:: Records supplied ::
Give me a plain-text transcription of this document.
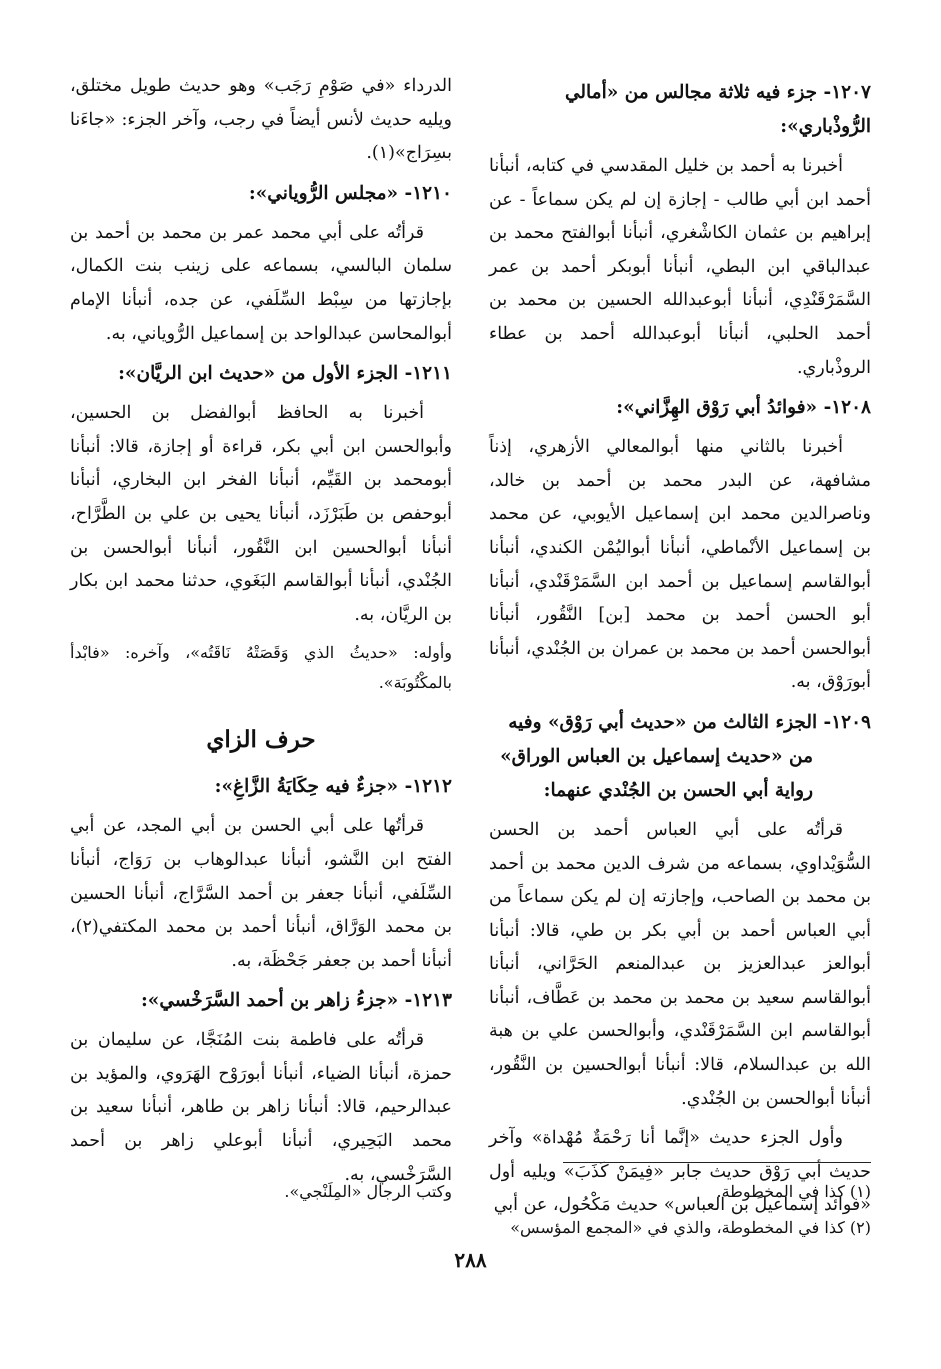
١٢٠٧- جزء فيه ثلاثة مجالس من «أمالي الرُّوذْباري»:

أخبرنا به أحمد بن خليل المقدسي في كتابه، أنبأنا أحمد ابن أبي طالب - إجازة إن لم يكن سماعاً - عن إبراهيم بن عثمان الكاشْغري، أنبأنا أبوالفتح محمد بن عبدالباقي ابن البطي، أنبأنا أبوبكر أحمد بن عمر السَّمَرْقَنْدِي، أنبأنا أبوعبدالله الحسين بن محمد بن أحمد الحلبي، أنبأنا أبوعبدالله أحمد بن عطاء الروذْباري.

١٢٠٨- «فوائدُ أبي رَوْق الهِزَّاني»:

أخبرنا بالثاني منها أبوالمعالي الأزهري، إذناً مشافهة، عن البدر محمد بن أحمد بن خالد، وناصرالدين محمد ابن إسماعيل الأيوبي، عن محمد بن إسماعيل الأنْماطي، أنبأنا أبواليُمْن الكندي، أنبأنا أبوالقاسم إسماعيل بن أحمد ابن السَّمَرْقَنْدي، أنبأنا أبو الحسن أحمد بن محمد [بن] النَّقُور، أنبأنا أبوالحسن أحمد بن محمد بن عمران بن الجُنْدي، أنبأنا أبورَوْق، به.

١٢٠٩- الجزء الثالث من «حديث أبي رَوْق» وفيه
من «حديث إسماعيل بن العباس الوراق»
رواية أبي الحسن بن الجُنْدي عنهما:

قرأتُه على أبي العباس أحمد بن الحسن السُّوَيْداوي، بسماعه من شرف الدين محمد بن أحمد بن محمد بن الصاحب، وإجازته إن لم يكن سماعاً من أبي العباس أحمد بن أبي بكر بن طي، قالا: أنبأنا أبوالعز عبدالعزيز بن عبدالمنعم الحَرَّاني، أنبأنا أبوالقاسم سعيد بن محمد بن محمد بن عَطَّاف، أنبأنا أبوالقاسم ابن السَّمَرْقَنْدي، وأبوالحسن علي بن هبة الله بن عبدالسلام، قالا: أنبأنا أبوالحسين بن النَّقُور، أنبأنا أبوالحسن بن الجُنْدي.

وأول الجزء حديث «إنَّما أنا رَحْمَةٌ مُهْداة» وآخر حديث أبي رَوْق حديث جابر «فِيمَنْ كَذَبَ» ويليه أول «فوائد إسماعيلَ بن العباس» حديث مَكْحُول، عن أبي

الدرداء «في صَوْمِ رَجَب» وهو حديث طويل مختلق، ويليه حديث لأنس أيضاً في رجب، وآخر الجزء: «جاءَنا بسِرَاج»(١).

١٢١٠- «مجلس الرُّوياني»:

قرأتُه على أبي محمد عمر بن محمد بن أحمد بن سلمان البالسي، بسماعه على زينب بنت الكمال، بإجازتها من سِبْط السِّلَفي، عن جده، أنبأنا الإمام أبوالمحاسن عبدالواحد بن إسماعيل الرُّوياني، به.

١٢١١- الجزء الأول من «حديث ابن الريَّان»:

أخبرنا به الحافظ أبوالفضل بن الحسين، وأبوالحسن ابن أبي بكر، قراءة أو إجازة، قالا: أنبأنا أبومحمد بن القَيِّم، أنبأنا الفخر ابن البخاري، أنبأنا أبوحفص بن طَبَرْزَد، أنبأنا يحيى بن علي بن الطَّرَّاح، أنبأنا أبوالحسين ابن النَّقُور، أنبأنا أبوالحسن بن الجُنْدي، أنبأنا أبوالقاسم البَغَوي، حدثنا محمد ابن بكار بن الريَّان، به.

وأوله: «حديثُ الذي وَقَصَتْهُ نَاقَتُه»، وآخره: «فابْدأ بالمكْتُوبَة».

حرف الزاي
١٢١٢- «جزءٌ فيه حِكَايَةُ الزَّاغِ»:

قرأتُها على أبي الحسن بن أبي المجد، عن أبي الفتح ابن النَّشو، أنبأنا عبدالوهاب بن رَوَاج، أنبأنا السِّلَفي، أنبأنا جعفر بن أحمد السَّرَّاج، أنبأنا الحسين بن محمد الوَرَّاق، أنبأنا أحمد بن محمد المكتفي(٢)، أنبأنا أحمد بن جعفر جَحْظَة، به.

١٢١٣- «جزءُ زاهر بن أحمد السَّرَخْسي»:

قرأتُه على فاطمة بنت المُنَجَّا، عن سليمان بن حمزة، أنبأنا الضياء، أنبأنا أبورَوْح الهَرَوي، والمؤيد بن عبدالرحيم، قالا: أنبأنا زاهر بن طاهر، أنبأنا سعيد بن محمد البَحِيري، أنبأنا أبوعلي زاهر بن أحمد السَّرَخْسي، به.

(١) كذا في المخطوطة.
(٢) كذا في المخطوطة، والذي في «المجمع المؤسس»
وكتب الرجال «المِلَنْجي».
٢٨٨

:: Required work ::
Copy, from the material above, each line in which the string "الري" occurs.

:: Solution below ::
١٢١١- الجزء الأول من «حديث ابن الريَّان»:
أخبرنا به الحافظ أبوالفضل بن الحسين، وأبوالحسن ابن أبي بكر، قراءة أو إجازة، قالا: أنبأنا أبومحمد بن القَيِّم، أنبأنا الفخر ابن البخاري، أنبأنا أبوحفص بن طَبَرْزَد، أنبأنا يحيى بن علي بن الطَّرَّاح، أنبأنا أبوالحسين ابن النَّقُور، أنبأنا أبوالحسن بن الجُنْدي، أنبأنا أبوالقاسم البَغَوي، حدثنا محمد ابن بكار بن الريَّان، به.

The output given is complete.